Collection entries

------------------------------------

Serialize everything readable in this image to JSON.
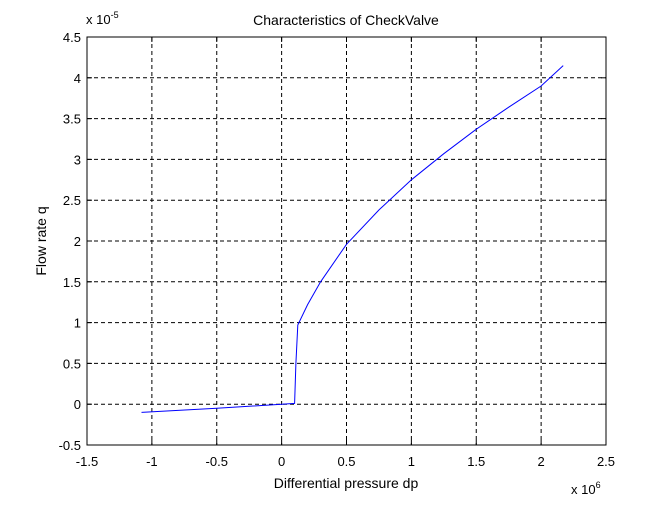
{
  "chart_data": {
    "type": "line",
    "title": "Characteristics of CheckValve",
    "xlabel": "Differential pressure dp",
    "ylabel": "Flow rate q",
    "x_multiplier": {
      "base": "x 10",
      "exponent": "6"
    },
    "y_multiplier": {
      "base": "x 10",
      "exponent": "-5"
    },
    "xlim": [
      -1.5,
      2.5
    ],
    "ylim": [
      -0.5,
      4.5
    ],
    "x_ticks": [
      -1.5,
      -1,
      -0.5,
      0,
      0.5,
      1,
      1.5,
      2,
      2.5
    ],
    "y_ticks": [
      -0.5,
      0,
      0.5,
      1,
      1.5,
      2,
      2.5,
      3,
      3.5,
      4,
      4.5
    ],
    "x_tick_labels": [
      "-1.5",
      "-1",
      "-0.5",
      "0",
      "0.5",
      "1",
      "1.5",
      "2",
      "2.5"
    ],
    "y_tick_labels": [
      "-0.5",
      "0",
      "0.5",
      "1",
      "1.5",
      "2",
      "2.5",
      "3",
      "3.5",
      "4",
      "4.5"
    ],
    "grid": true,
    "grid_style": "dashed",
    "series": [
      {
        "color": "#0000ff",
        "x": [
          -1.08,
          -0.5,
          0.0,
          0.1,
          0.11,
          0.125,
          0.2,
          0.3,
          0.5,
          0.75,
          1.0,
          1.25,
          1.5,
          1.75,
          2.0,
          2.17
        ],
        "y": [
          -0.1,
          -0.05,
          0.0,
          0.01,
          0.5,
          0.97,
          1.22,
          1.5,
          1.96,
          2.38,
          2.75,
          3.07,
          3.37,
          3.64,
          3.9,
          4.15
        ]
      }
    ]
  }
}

------------------------------------

YOUR INSTRUCTIONS:
Your task is to retype all the entries exactly and leave out any pictures.

WRITTEN REPLY:
Serialize everything readable in this image to JSON.
{
  "chart_data": {
    "type": "line",
    "title": "Characteristics of CheckValve",
    "xlabel": "Differential pressure dp",
    "ylabel": "Flow rate q",
    "x_multiplier": {
      "base": "x 10",
      "exponent": "6"
    },
    "y_multiplier": {
      "base": "x 10",
      "exponent": "-5"
    },
    "xlim": [
      -1.5,
      2.5
    ],
    "ylim": [
      -0.5,
      4.5
    ],
    "x_ticks": [
      -1.5,
      -1,
      -0.5,
      0,
      0.5,
      1,
      1.5,
      2,
      2.5
    ],
    "y_ticks": [
      -0.5,
      0,
      0.5,
      1,
      1.5,
      2,
      2.5,
      3,
      3.5,
      4,
      4.5
    ],
    "x_tick_labels": [
      "-1.5",
      "-1",
      "-0.5",
      "0",
      "0.5",
      "1",
      "1.5",
      "2",
      "2.5"
    ],
    "y_tick_labels": [
      "-0.5",
      "0",
      "0.5",
      "1",
      "1.5",
      "2",
      "2.5",
      "3",
      "3.5",
      "4",
      "4.5"
    ],
    "grid": true,
    "grid_style": "dashed",
    "series": [
      {
        "color": "#0000ff",
        "x": [
          -1.08,
          -0.5,
          0.0,
          0.1,
          0.11,
          0.125,
          0.2,
          0.3,
          0.5,
          0.75,
          1.0,
          1.25,
          1.5,
          1.75,
          2.0,
          2.17
        ],
        "y": [
          -0.1,
          -0.05,
          0.0,
          0.01,
          0.5,
          0.97,
          1.22,
          1.5,
          1.96,
          2.38,
          2.75,
          3.07,
          3.37,
          3.64,
          3.9,
          4.15
        ]
      }
    ]
  }
}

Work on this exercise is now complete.